To do: Look through the data below. Collect every line where the word "tazón" occurs.

════

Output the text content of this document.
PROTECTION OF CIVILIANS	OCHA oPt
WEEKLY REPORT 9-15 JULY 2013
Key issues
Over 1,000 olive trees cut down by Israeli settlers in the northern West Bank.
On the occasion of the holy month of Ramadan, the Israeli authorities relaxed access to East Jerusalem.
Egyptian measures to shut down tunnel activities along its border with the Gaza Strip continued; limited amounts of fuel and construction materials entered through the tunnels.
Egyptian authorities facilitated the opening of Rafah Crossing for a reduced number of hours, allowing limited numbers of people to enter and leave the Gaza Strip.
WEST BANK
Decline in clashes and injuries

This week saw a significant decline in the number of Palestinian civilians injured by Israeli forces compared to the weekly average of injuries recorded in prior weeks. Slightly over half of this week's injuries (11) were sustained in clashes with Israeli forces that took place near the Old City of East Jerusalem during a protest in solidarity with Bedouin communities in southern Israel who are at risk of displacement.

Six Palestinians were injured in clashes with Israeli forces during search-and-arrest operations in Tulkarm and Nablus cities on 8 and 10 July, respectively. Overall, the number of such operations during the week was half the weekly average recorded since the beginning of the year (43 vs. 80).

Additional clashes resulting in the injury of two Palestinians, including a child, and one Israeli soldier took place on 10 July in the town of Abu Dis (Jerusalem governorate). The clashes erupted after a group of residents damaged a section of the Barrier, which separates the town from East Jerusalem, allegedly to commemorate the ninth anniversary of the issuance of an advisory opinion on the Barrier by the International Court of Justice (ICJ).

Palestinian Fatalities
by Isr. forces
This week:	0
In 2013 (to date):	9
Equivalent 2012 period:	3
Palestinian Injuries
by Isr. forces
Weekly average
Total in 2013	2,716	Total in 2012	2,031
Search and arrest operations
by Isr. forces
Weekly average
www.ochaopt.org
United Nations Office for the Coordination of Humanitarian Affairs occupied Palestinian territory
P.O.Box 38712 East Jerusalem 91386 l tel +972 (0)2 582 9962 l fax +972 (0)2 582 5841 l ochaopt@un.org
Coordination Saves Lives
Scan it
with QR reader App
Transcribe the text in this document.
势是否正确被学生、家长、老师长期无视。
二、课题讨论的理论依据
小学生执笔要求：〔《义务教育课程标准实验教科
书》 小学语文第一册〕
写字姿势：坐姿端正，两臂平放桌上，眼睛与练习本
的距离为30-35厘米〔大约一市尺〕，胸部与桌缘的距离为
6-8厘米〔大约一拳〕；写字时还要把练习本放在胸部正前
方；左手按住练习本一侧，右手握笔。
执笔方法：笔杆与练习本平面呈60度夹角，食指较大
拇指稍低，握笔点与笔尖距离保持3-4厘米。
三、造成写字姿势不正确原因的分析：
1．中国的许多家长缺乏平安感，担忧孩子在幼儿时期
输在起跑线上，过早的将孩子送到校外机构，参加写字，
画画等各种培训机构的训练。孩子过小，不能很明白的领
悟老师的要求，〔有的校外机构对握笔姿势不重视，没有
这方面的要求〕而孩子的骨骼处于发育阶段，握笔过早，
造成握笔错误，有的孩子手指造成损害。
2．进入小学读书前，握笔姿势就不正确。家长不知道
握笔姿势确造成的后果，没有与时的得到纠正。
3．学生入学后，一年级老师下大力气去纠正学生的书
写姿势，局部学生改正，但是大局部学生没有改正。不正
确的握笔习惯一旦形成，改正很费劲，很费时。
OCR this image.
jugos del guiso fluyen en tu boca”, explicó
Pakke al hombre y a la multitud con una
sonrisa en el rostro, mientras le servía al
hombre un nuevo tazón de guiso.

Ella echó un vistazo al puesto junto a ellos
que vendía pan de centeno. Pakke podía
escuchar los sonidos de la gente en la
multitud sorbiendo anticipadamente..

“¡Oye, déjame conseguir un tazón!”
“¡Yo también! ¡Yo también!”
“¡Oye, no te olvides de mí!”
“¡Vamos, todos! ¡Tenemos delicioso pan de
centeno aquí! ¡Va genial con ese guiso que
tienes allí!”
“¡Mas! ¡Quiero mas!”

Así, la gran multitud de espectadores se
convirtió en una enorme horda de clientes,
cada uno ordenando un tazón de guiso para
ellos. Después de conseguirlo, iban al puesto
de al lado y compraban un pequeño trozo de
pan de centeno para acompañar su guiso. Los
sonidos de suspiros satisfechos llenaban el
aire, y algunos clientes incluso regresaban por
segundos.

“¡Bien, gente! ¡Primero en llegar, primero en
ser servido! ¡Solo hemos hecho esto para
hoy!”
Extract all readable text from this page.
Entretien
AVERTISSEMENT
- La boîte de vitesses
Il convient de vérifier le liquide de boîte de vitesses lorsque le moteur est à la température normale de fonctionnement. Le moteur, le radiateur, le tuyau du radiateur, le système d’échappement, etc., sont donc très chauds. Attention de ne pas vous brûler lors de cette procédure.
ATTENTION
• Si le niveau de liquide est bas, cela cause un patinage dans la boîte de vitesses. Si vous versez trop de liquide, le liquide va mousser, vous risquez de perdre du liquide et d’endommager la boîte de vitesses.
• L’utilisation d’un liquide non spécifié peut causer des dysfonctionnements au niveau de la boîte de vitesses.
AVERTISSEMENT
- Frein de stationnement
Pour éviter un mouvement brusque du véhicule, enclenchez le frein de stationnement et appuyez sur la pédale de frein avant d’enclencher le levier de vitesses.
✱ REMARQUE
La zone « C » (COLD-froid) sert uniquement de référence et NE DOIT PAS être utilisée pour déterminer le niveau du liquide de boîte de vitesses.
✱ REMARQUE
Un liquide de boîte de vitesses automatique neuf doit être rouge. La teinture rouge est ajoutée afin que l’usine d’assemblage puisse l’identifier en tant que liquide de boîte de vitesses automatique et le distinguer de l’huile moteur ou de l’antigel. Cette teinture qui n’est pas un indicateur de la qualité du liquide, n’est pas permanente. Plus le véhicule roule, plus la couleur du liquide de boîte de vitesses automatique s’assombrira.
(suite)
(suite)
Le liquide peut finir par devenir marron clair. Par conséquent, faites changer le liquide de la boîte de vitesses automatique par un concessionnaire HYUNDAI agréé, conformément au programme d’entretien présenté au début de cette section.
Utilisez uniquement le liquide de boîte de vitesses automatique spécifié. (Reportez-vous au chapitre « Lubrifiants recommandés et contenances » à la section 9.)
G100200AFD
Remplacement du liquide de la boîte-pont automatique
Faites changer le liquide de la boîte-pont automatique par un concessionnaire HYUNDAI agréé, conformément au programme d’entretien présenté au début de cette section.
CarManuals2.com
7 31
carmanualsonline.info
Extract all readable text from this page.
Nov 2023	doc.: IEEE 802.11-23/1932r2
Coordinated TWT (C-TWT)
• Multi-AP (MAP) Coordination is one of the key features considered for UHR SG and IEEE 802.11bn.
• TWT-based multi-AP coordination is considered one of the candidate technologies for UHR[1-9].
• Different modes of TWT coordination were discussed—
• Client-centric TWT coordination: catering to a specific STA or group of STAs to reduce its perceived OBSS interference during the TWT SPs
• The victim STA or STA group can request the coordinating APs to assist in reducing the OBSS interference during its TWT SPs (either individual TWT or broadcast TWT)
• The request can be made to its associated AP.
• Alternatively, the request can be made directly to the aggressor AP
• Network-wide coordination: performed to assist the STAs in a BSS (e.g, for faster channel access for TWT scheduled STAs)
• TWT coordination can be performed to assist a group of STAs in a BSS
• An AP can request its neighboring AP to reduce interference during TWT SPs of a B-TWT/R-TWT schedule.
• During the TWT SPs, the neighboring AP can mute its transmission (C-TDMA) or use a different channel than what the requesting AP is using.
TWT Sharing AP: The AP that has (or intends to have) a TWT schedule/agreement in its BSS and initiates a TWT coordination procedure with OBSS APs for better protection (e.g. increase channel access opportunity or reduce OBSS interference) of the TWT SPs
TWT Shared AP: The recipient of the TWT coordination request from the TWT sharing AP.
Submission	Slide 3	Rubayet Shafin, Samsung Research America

════

Worked solution:
hombre un nuevo tazón de guiso.
“¡Oye, déjame conseguir un tazón!”
cada uno ordenando un tazón de guiso para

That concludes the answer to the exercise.